## Assignment:
Search the data for the word "percent" and copy every line that contains it.

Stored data

______

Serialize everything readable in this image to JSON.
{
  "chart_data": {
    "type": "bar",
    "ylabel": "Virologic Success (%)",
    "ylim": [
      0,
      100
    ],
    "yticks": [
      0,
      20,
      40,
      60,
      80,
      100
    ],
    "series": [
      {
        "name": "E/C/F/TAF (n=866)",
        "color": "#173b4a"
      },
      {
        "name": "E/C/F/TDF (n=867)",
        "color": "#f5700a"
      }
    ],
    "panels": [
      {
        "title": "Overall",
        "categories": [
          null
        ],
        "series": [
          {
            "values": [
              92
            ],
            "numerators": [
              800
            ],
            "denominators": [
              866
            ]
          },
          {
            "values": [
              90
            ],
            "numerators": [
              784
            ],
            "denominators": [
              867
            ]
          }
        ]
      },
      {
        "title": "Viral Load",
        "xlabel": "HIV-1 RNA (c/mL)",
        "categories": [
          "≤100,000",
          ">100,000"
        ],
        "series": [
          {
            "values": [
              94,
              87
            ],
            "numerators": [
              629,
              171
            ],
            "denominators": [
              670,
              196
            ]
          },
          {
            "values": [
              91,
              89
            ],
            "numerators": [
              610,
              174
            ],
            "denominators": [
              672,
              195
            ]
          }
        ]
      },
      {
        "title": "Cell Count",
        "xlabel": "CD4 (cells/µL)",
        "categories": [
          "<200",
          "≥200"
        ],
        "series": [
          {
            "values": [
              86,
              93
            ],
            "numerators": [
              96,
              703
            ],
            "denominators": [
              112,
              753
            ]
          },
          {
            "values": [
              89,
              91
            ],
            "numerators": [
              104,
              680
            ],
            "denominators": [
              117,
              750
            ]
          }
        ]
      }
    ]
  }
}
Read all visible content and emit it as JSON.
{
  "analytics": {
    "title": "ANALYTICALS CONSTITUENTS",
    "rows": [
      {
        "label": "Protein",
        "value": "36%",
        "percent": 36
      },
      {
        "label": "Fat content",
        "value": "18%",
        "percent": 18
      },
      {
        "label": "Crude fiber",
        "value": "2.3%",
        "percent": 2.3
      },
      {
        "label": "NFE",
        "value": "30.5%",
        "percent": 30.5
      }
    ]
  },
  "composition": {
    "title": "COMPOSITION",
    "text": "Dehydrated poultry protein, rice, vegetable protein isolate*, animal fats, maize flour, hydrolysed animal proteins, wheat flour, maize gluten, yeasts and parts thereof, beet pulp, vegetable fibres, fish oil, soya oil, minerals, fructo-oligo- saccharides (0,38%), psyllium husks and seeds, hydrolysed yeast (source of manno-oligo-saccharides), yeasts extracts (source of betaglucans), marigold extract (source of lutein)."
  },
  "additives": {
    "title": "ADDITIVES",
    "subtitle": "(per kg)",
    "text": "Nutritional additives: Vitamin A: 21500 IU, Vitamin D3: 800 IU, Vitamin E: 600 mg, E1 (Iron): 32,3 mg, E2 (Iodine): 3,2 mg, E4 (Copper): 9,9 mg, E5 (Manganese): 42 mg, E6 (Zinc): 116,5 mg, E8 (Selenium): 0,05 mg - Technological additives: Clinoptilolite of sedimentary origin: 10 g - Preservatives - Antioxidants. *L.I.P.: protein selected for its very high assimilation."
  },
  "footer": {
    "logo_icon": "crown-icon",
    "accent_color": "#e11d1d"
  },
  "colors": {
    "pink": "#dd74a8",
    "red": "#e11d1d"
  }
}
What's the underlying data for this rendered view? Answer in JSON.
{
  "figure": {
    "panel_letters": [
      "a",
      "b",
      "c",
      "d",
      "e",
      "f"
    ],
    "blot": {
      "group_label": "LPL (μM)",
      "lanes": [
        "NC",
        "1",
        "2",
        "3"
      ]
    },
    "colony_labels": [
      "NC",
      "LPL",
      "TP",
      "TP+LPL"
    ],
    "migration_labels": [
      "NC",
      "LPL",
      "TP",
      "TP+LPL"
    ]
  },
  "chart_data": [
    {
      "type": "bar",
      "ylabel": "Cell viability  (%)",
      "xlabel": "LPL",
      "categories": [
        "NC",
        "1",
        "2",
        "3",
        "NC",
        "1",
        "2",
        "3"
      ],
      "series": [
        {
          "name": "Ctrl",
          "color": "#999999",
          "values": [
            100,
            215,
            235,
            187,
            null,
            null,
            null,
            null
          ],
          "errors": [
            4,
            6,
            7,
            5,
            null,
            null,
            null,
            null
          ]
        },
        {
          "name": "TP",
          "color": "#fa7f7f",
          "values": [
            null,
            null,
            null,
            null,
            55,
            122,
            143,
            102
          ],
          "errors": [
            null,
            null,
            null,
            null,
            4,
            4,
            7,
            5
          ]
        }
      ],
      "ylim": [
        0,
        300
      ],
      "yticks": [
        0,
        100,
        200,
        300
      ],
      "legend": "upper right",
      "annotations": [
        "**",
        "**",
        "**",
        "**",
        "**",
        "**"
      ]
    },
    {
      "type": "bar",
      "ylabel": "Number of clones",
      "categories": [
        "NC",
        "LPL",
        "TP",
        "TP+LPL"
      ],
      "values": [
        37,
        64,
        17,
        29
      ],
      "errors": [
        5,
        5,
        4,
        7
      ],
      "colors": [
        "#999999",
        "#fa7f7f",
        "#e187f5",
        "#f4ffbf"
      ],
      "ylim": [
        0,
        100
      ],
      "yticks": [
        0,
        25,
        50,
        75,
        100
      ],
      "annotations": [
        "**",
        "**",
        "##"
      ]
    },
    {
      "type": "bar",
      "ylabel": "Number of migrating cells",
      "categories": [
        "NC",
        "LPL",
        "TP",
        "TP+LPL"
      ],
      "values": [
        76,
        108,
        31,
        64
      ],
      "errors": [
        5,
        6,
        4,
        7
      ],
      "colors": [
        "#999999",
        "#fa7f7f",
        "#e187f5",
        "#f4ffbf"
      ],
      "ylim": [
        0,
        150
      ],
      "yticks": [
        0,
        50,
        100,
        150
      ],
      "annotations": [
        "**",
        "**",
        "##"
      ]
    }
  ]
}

______

## Solution for this problem:
        "percent": 36
        "percent": 18
        "percent": 2.3
        "percent": 30.5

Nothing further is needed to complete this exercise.